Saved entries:
▶
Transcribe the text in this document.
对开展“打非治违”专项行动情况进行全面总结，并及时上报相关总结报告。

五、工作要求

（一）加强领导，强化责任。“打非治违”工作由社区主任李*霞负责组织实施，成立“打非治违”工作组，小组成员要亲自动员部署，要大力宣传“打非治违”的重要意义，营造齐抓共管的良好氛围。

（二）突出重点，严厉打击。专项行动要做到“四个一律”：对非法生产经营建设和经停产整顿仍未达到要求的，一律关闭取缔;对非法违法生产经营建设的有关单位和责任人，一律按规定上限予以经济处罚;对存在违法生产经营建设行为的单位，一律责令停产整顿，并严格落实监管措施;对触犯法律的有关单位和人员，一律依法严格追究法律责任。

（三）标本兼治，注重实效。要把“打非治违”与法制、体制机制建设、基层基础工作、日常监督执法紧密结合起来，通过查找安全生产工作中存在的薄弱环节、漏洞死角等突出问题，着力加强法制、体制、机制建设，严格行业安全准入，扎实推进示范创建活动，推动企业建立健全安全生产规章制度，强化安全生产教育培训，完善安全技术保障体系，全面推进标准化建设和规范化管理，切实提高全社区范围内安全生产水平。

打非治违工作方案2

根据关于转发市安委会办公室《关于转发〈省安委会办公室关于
◀
▶
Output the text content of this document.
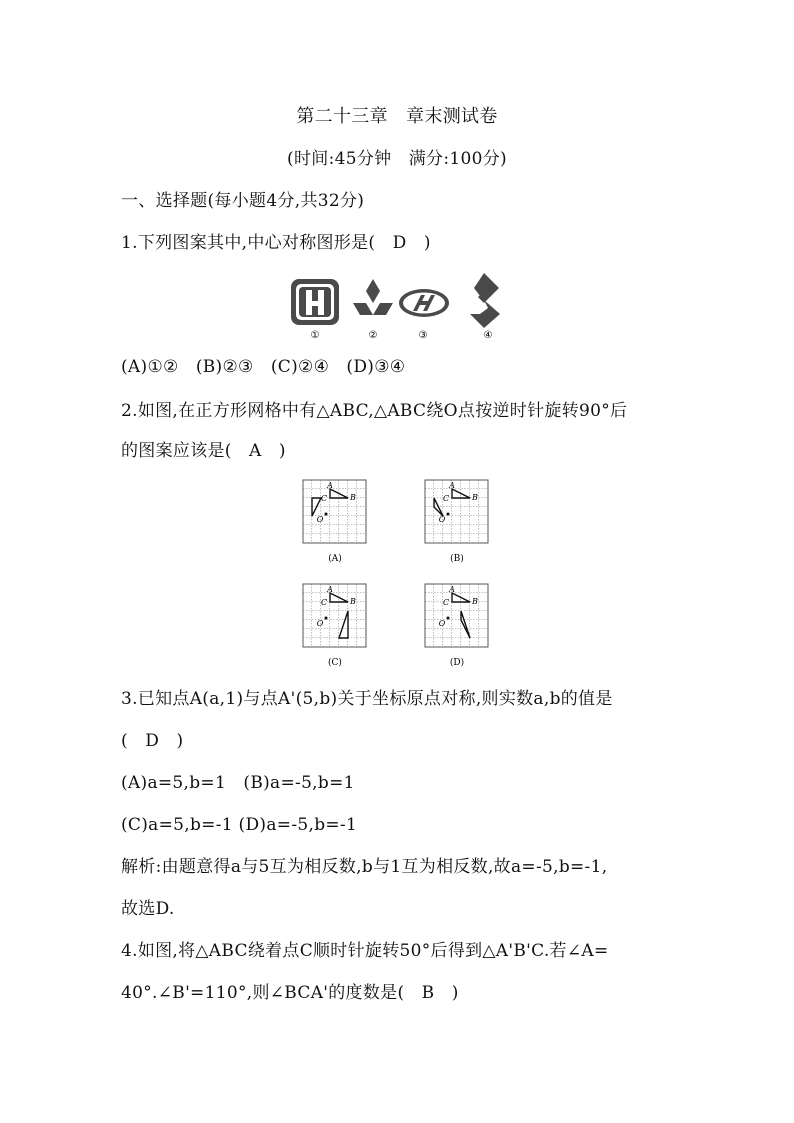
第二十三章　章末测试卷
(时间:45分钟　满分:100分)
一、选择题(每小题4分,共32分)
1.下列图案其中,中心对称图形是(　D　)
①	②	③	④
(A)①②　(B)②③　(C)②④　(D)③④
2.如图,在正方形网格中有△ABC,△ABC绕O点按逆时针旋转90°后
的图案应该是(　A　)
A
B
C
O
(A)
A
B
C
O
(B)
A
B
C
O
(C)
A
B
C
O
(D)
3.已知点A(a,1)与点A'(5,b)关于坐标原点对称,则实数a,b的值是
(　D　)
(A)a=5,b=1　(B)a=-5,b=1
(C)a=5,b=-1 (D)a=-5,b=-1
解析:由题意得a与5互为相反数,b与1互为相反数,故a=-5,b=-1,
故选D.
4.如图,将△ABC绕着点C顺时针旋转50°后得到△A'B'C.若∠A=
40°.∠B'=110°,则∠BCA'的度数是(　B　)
◀
=== Work instructions ===
Find "text". Copy every line it occurs in.

=== Task output ===
Transcribe the text in this document.
Output the text content of this document.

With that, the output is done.